Task to complete: Pick out every line with the word "Puchong" and copy it.

BEGIN

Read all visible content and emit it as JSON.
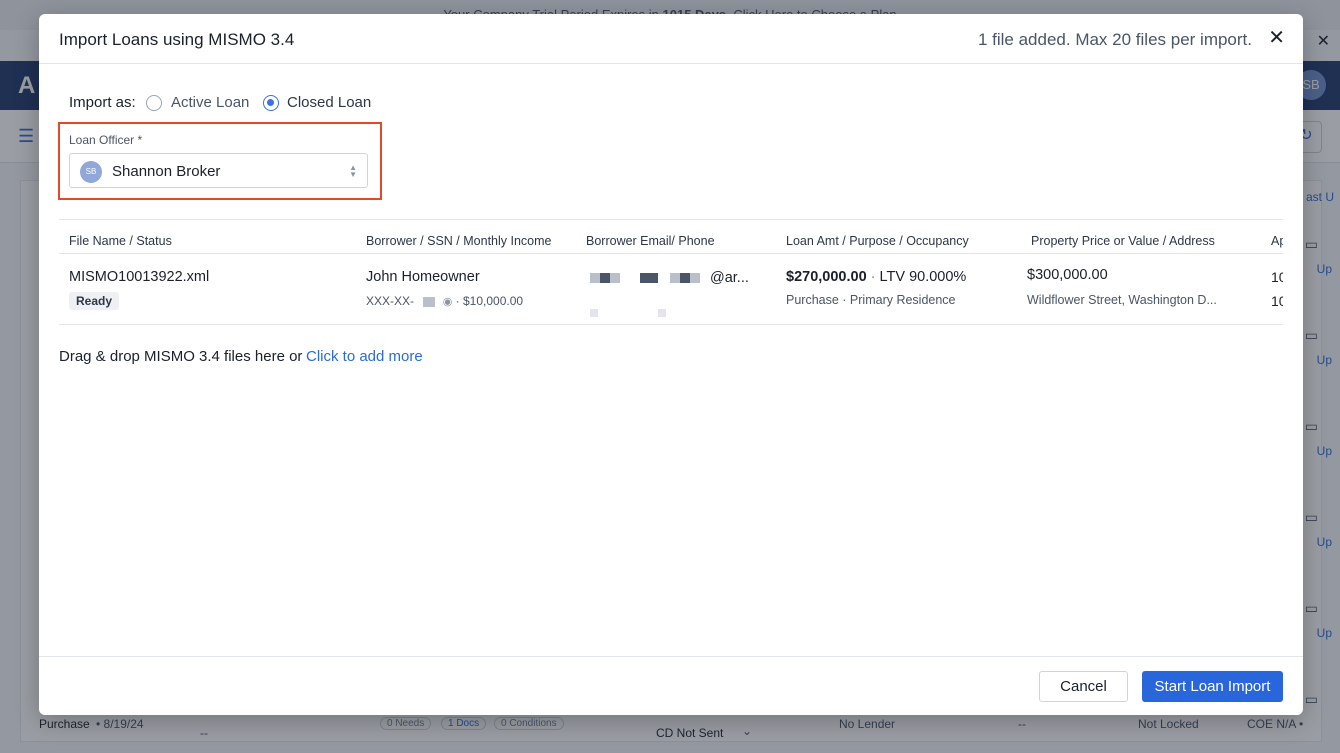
{
  "background": {
    "banner_pre": "Your Company Trial Period Expires in ",
    "banner_days": "1015 Days",
    "banner_post": ". Click Here to Choose a Plan",
    "brand_letter": "A",
    "avatar_initials": "SB",
    "last_u_link": "ast U",
    "side_link": "Up",
    "bottom_row": {
      "purpose": "Purchase",
      "date": " • 8/19/24",
      "dash1": "--",
      "needs": "0 Needs",
      "docs": "1 Docs",
      "conditions": "0 Conditions",
      "cd_status": "CD Not Sent",
      "lender": "No Lender",
      "dash2": "--",
      "lock": "Not Locked",
      "coe": "COE N/A •"
    }
  },
  "modal": {
    "title": "Import Loans using MISMO 3.4",
    "file_count": "1 file added. Max 20 files per import.",
    "close_glyph": "✕",
    "import_as": {
      "label": "Import as:",
      "options": [
        {
          "label": "Active Loan",
          "selected": false
        },
        {
          "label": "Closed Loan",
          "selected": true
        }
      ]
    },
    "loan_officer": {
      "label": "Loan Officer *",
      "initials": "SB",
      "value": "Shannon Broker"
    },
    "table": {
      "headers": [
        "File Name / Status",
        "Borrower / SSN / Monthly Income",
        "Borrower Email/ Phone",
        "Loan Amt / Purpose / Occupancy",
        "Property Price or Value / Address",
        "Ap"
      ],
      "rows": [
        {
          "file_name": "MISMO10013922.xml",
          "status": "Ready",
          "borrower": "John Homeowner",
          "ssn_prefix": "XXX-XX-",
          "income": "$10,000.00",
          "email_suffix": "@ar...",
          "loan_amount": "$270,000.00",
          "ltv": "LTV 90.000%",
          "purpose": "Purchase",
          "occupancy": "Primary Residence",
          "property_price": "$300,000.00",
          "address": "Wildflower Street, Washington D...",
          "ap_1": "10",
          "ap_2": "10"
        }
      ]
    },
    "dropzone": {
      "text": "Drag & drop MISMO 3.4 files here or",
      "link": "Click to add more"
    },
    "footer": {
      "cancel": "Cancel",
      "start": "Start Loan Import"
    }
  },
  "colors": {
    "primary": "#2866d9",
    "highlight_border": "#e04a2a",
    "nav": "#1f3a6e"
  }
}
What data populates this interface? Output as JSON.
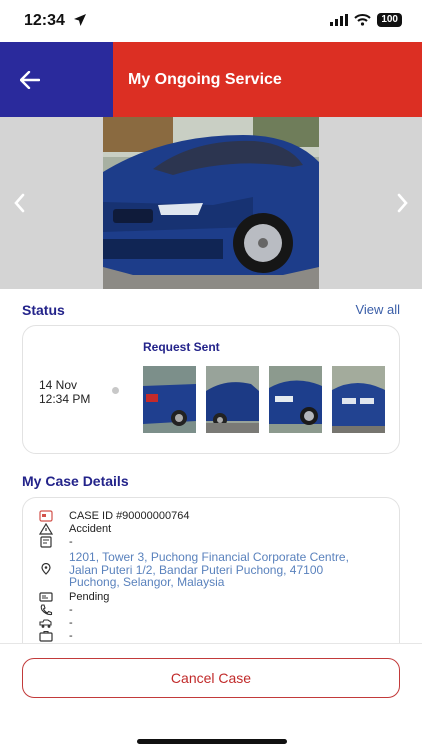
{
  "status_bar": {
    "time": "12:34",
    "battery": "100"
  },
  "header": {
    "title": "My Ongoing Service",
    "back_icon": "arrow-left-icon",
    "left_color": "#2a2a9c",
    "right_color": "#dc2f23"
  },
  "status": {
    "section_title": "Status",
    "view_all": "View all",
    "request_label": "Request Sent",
    "date": "14 Nov",
    "time": "12:34 PM"
  },
  "case_details": {
    "section_title": "My Case Details",
    "case_id": "CASE ID #90000000764",
    "type": "Accident",
    "note": "-",
    "address_line1": "1201, Tower 3, Puchong Financial Corporate Centre,",
    "address_line2": "Jalan Puteri 1/2, Bandar Puteri Puchong, 47100",
    "address_line3": "Puchong, Selangor, Malaysia",
    "state": "Pending",
    "phone": "-",
    "vehicle": "-",
    "extra": "-"
  },
  "actions": {
    "cancel_label": "Cancel Case"
  }
}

END

Result of the task:
    "address_line1": "1201, Tower 3, Puchong Financial Corporate Centre,",
    "address_line2": "Jalan Puteri 1/2, Bandar Puteri Puchong, 47100",
    "address_line3": "Puchong, Selangor, Malaysia",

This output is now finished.